>> START

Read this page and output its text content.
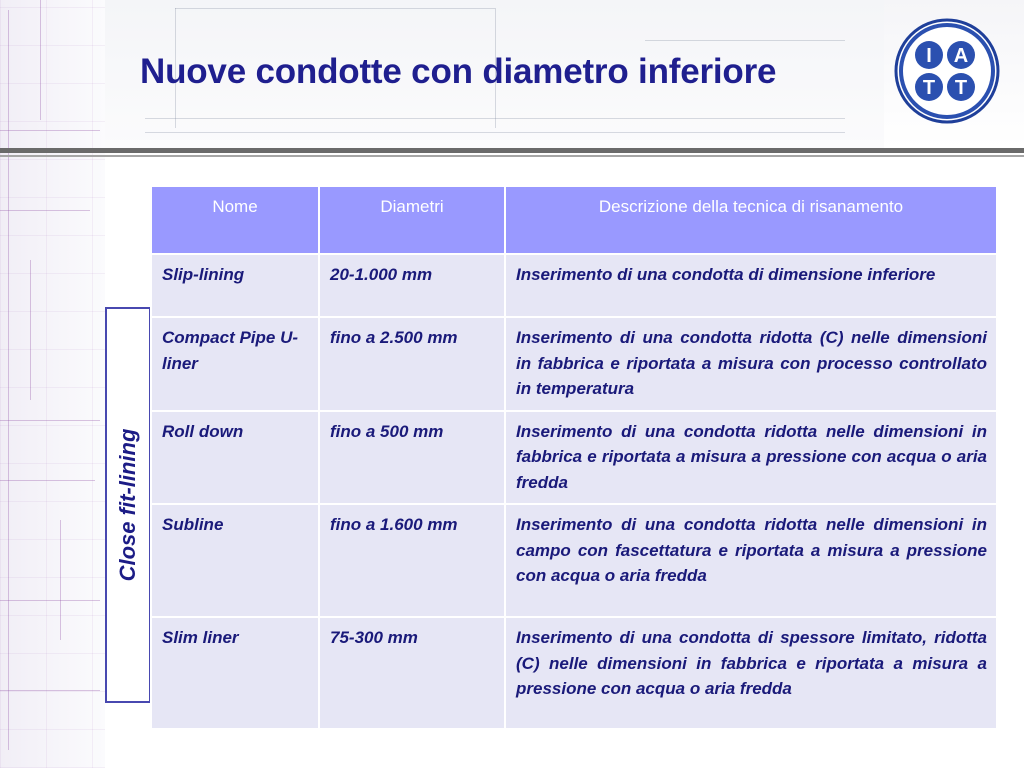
Nuove condotte con diametro inferiore	I A
T T
Close fit-lining
Nome	Diametri	Descrizione della tecnica di risanamento
Slip-lining	20-1.000 mm	Inserimento di una condotta di dimensione inferiore
Compact Pipe U-liner	fino a 2.500 mm	Inserimento di una condotta ridotta (C) nelle dimensioni in fabbrica e riportata a misura con processo controllato in temperatura
Roll down	fino a 500 mm	Inserimento di una condotta ridotta nelle dimensioni in fabbrica e riportata a misura a pressione con acqua o aria fredda
Subline	fino a 1.600 mm	Inserimento di una condotta ridotta nelle dimensioni in campo con fascettatura e riportata a misura a pressione con acqua o aria fredda
Slim liner	75-300 mm	Inserimento di una condotta di spessore limitato, ridotta (C) nelle dimensioni in fabbrica e riportata a misura a pressione con acqua o aria fredda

>> END

TO BE DONE
Lines that hold "ridotta" are the ones to copy; find all of them.

TASK RESULT
Compact Pipe U-liner	fino a 2.500 mm	Inserimento di una condotta ridotta (C) nelle dimensioni in fabbrica e riportata a misura con processo controllato in temperatura
Roll down	fino a 500 mm	Inserimento di una condotta ridotta nelle dimensioni in fabbrica e riportata a misura a pressione con acqua o aria fredda
Subline	fino a 1.600 mm	Inserimento di una condotta ridotta nelle dimensioni in campo con fascettatura e riportata a misura a pressione con acqua o aria fredda
Slim liner	75-300 mm	Inserimento di una condotta di spessore limitato, ridotta (C) nelle dimensioni in fabbrica e riportata a misura a pressione con acqua o aria fredda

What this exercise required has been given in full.